The problem:
Go through the entries one line at a time, and gather every line that has the word "picado".

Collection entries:
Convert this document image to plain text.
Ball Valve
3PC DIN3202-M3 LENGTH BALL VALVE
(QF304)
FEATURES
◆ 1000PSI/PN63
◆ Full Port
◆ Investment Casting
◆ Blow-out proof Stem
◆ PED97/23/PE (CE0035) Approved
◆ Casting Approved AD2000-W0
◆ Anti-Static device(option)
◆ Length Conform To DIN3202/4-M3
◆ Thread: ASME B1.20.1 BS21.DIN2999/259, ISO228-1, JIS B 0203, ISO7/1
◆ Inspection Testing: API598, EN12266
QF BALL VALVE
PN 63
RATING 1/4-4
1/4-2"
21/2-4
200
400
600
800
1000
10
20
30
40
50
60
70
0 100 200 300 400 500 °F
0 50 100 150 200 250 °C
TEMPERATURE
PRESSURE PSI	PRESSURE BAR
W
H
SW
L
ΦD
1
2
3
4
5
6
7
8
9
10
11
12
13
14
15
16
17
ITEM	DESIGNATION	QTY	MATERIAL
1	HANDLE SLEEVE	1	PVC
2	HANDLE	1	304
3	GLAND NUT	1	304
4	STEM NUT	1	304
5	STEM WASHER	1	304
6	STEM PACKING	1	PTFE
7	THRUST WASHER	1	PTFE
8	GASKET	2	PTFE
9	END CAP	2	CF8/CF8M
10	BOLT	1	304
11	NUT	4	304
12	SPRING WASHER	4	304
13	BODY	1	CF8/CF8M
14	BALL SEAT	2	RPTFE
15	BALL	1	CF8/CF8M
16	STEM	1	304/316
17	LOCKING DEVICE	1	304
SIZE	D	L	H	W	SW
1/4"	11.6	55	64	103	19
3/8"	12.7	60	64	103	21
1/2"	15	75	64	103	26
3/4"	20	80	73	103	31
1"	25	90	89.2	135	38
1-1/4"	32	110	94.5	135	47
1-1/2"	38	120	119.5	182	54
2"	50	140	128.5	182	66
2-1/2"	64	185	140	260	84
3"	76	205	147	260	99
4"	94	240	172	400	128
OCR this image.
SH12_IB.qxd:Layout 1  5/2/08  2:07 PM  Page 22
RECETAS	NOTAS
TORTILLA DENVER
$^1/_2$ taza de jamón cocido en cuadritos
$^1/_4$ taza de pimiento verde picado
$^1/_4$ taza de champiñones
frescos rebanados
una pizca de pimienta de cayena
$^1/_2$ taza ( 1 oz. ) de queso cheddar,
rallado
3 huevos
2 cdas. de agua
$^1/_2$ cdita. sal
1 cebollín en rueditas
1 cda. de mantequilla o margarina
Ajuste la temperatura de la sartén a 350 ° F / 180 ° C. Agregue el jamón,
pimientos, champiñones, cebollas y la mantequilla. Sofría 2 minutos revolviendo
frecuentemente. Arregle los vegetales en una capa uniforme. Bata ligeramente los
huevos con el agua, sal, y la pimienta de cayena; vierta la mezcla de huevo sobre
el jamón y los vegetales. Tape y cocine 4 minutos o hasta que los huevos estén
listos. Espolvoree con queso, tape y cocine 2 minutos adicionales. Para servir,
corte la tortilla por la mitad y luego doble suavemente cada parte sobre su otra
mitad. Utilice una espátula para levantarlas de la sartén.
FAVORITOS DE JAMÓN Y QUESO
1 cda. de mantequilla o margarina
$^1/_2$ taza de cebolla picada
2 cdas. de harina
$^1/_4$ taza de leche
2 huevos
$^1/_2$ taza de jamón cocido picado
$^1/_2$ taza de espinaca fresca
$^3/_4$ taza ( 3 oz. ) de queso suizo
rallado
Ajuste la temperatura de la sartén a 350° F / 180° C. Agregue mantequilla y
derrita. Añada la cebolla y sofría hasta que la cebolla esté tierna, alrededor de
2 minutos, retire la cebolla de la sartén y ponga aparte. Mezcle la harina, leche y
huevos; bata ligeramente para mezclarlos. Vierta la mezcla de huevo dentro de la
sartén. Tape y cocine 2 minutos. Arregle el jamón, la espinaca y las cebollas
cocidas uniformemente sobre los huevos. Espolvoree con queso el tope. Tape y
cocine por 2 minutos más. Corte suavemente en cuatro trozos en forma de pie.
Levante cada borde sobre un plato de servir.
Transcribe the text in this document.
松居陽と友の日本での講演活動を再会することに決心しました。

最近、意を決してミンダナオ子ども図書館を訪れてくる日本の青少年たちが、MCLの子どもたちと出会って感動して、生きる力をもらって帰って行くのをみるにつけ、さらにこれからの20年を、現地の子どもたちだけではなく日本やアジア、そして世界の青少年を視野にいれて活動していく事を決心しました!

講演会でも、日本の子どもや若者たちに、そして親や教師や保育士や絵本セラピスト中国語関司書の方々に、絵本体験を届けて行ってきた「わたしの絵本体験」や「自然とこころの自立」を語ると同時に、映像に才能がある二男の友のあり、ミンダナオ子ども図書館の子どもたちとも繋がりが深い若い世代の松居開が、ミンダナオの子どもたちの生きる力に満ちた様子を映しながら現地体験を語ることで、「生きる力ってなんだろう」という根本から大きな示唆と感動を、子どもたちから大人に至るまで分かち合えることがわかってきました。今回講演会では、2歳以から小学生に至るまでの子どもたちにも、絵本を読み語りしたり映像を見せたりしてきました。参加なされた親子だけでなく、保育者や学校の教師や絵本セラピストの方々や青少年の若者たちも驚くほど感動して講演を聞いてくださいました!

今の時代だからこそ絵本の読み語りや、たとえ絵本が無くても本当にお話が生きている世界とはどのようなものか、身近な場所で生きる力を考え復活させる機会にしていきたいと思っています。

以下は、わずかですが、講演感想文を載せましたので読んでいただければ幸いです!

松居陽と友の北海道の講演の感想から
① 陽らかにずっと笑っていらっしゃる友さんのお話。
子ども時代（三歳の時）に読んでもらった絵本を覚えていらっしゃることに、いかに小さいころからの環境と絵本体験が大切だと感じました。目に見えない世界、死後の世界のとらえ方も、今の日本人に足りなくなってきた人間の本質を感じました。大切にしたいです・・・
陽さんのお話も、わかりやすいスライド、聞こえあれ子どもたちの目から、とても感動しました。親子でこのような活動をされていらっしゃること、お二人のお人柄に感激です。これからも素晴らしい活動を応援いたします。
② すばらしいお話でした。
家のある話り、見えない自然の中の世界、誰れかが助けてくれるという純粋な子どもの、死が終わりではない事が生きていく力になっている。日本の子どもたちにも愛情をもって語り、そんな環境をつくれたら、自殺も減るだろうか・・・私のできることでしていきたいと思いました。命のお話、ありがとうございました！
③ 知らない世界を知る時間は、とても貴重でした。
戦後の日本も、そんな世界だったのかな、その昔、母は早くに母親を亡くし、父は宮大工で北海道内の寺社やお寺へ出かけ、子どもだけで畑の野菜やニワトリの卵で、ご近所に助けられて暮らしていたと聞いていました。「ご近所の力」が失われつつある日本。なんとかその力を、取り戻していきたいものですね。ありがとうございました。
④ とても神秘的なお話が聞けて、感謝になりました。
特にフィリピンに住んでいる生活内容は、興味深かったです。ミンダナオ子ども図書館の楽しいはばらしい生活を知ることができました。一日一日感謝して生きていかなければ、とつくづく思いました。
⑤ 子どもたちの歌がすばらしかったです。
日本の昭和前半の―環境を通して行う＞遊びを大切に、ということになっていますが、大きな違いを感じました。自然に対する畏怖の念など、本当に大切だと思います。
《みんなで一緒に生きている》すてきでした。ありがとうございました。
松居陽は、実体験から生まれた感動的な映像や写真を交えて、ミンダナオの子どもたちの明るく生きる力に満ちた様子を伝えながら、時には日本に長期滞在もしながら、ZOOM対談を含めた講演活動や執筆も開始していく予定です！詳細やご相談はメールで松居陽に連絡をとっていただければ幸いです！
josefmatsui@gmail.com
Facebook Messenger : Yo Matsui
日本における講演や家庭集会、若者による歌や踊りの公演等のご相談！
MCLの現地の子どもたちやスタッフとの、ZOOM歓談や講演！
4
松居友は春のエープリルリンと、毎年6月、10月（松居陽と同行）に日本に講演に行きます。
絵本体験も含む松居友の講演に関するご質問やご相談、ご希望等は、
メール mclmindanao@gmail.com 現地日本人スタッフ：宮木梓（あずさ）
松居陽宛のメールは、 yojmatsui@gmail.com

Response for this exercise:
$^1/_4$ taza de pimiento verde picado
$^1/_2$ taza de jamón cocido picado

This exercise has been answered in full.